§ **AIM OF THE TASK**
Reproduce every line of the data below without any changes.

[Element box annotations]
— Begin —

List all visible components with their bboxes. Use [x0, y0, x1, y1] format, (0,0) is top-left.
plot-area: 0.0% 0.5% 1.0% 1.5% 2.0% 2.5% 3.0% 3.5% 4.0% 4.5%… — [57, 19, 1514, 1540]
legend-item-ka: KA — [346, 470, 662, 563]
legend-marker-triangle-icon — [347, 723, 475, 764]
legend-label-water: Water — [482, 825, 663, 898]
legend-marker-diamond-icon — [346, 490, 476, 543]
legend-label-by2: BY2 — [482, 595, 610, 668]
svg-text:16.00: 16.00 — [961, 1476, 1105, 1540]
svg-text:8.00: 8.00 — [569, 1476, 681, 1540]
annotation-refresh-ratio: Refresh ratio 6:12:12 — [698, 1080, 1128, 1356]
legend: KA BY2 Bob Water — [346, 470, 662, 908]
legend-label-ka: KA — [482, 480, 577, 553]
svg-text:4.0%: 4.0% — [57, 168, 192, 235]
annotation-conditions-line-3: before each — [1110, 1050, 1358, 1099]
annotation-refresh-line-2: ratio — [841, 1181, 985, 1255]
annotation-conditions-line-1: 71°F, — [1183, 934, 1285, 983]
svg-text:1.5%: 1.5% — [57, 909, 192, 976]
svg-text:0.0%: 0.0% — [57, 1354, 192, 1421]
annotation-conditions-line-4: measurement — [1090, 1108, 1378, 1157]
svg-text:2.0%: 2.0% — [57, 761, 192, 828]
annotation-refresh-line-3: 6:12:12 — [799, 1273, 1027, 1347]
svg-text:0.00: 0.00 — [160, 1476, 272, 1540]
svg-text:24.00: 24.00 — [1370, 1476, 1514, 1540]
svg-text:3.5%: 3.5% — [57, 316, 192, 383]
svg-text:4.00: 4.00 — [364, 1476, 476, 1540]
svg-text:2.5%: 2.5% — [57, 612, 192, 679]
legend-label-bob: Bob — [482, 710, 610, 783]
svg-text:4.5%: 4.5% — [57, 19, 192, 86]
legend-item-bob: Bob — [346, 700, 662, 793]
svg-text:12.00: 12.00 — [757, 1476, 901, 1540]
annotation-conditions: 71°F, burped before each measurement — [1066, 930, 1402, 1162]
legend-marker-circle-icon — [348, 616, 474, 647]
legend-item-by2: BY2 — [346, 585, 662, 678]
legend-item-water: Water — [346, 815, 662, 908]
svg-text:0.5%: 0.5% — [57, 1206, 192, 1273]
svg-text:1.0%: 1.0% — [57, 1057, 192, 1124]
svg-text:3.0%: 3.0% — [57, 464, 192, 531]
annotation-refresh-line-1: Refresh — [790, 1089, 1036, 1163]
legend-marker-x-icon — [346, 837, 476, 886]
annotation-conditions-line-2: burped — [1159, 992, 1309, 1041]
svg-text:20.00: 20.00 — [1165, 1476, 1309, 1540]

— End —

§ **EXERCISE RESULT**
List all visible components with their bboxes. Use [x0, y0, x1, y1] format, (0,0) is top-left.
plot-area: 0.0% 0.5% 1.0% 1.5% 2.0% 2.5% 3.0% 3.5% 4.0% 4.5%… — [57, 19, 1514, 1540]
legend-item-ka: KA — [346, 470, 662, 563]
legend-marker-triangle-icon — [347, 723, 475, 764]
legend-label-water: Water — [482, 825, 663, 898]
legend-marker-diamond-icon — [346, 490, 476, 543]
legend-label-by2: BY2 — [482, 595, 610, 668]
svg-text:16.00: 16.00 — [961, 1476, 1105, 1540]
svg-text:8.00: 8.00 — [569, 1476, 681, 1540]
annotation-refresh-ratio: Refresh ratio 6:12:12 — [698, 1080, 1128, 1356]
legend: KA BY2 Bob Water — [346, 470, 662, 908]
legend-label-ka: KA — [482, 480, 577, 553]
svg-text:4.0%: 4.0% — [57, 168, 192, 235]
annotation-conditions-line-3: before each — [1110, 1050, 1358, 1099]
annotation-refresh-line-2: ratio — [841, 1181, 985, 1255]
annotation-conditions-line-1: 71°F, — [1183, 934, 1285, 983]
svg-text:1.5%: 1.5% — [57, 909, 192, 976]
svg-text:0.0%: 0.0% — [57, 1354, 192, 1421]
annotation-conditions-line-4: measurement — [1090, 1108, 1378, 1157]
svg-text:2.0%: 2.0% — [57, 761, 192, 828]
annotation-refresh-line-3: 6:12:12 — [799, 1273, 1027, 1347]
svg-text:0.00: 0.00 — [160, 1476, 272, 1540]
svg-text:24.00: 24.00 — [1370, 1476, 1514, 1540]
svg-text:3.5%: 3.5% — [57, 316, 192, 383]
svg-text:4.00: 4.00 — [364, 1476, 476, 1540]
svg-text:2.5%: 2.5% — [57, 612, 192, 679]
legend-label-bob: Bob — [482, 710, 610, 783]
svg-text:4.5%: 4.5% — [57, 19, 192, 86]
legend-item-bob: Bob — [346, 700, 662, 793]
svg-text:12.00: 12.00 — [757, 1476, 901, 1540]
annotation-conditions: 71°F, burped before each measurement — [1066, 930, 1402, 1162]
legend-marker-circle-icon — [348, 616, 474, 647]
legend-item-by2: BY2 — [346, 585, 662, 678]
legend-item-water: Water — [346, 815, 662, 908]
svg-text:0.5%: 0.5% — [57, 1206, 192, 1273]
svg-text:1.0%: 1.0% — [57, 1057, 192, 1124]
svg-text:3.0%: 3.0% — [57, 464, 192, 531]
annotation-refresh-line-1: Refresh — [790, 1089, 1036, 1163]
legend-marker-x-icon — [346, 837, 476, 886]
annotation-conditions-line-2: burped — [1159, 992, 1309, 1041]
svg-text:20.00: 20.00 — [1165, 1476, 1309, 1540]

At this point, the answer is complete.